_WHAT IS ASKED:_ All records should be reproduced verbatim.

:: SOURCE MATERIAL ::

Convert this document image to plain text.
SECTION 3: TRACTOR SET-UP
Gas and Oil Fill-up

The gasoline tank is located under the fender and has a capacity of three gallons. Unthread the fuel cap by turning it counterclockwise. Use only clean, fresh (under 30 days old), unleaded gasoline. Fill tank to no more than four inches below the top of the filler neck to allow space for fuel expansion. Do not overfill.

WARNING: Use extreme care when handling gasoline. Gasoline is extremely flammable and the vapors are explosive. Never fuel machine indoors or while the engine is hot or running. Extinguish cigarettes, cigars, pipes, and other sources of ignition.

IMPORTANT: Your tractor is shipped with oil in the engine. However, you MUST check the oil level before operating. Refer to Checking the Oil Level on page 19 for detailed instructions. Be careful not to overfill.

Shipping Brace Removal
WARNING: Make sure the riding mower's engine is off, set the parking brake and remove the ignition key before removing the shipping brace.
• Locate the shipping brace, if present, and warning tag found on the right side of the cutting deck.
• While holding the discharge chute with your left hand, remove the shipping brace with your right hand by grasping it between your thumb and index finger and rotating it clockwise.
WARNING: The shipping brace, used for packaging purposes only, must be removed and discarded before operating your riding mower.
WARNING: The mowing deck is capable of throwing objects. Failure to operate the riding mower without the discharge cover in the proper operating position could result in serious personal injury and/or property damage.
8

:::

_SOLUTION FOR THIS EXERCISE:_
Convert this document image to plain text.
SECTION 3: TRACTOR SET-UP
Gas and Oil Fill-up

The gasoline tank is located under the fender and has a capacity of three gallons. Unthread the fuel cap by turning it counterclockwise. Use only clean, fresh (under 30 days old), unleaded gasoline. Fill tank to no more than four inches below the top of the filler neck to allow space for fuel expansion. Do not overfill.

WARNING: Use extreme care when handling gasoline. Gasoline is extremely flammable and the vapors are explosive. Never fuel machine indoors or while the engine is hot or running. Extinguish cigarettes, cigars, pipes, and other sources of ignition.

IMPORTANT: Your tractor is shipped with oil in the engine. However, you MUST check the oil level before operating. Refer to Checking the Oil Level on page 19 for detailed instructions. Be careful not to overfill.

Shipping Brace Removal
WARNING: Make sure the riding mower's engine is off, set the parking brake and remove the ignition key before removing the shipping brace.
• Locate the shipping brace, if present, and warning tag found on the right side of the cutting deck.
• While holding the discharge chute with your left hand, remove the shipping brace with your right hand by grasping it between your thumb and index finger and rotating it clockwise.
WARNING: The shipping brace, used for packaging purposes only, must be removed and discarded before operating your riding mower.
WARNING: The mowing deck is capable of throwing objects. Failure to operate the riding mower without the discharge cover in the proper operating position could result in serious personal injury and/or property damage.
8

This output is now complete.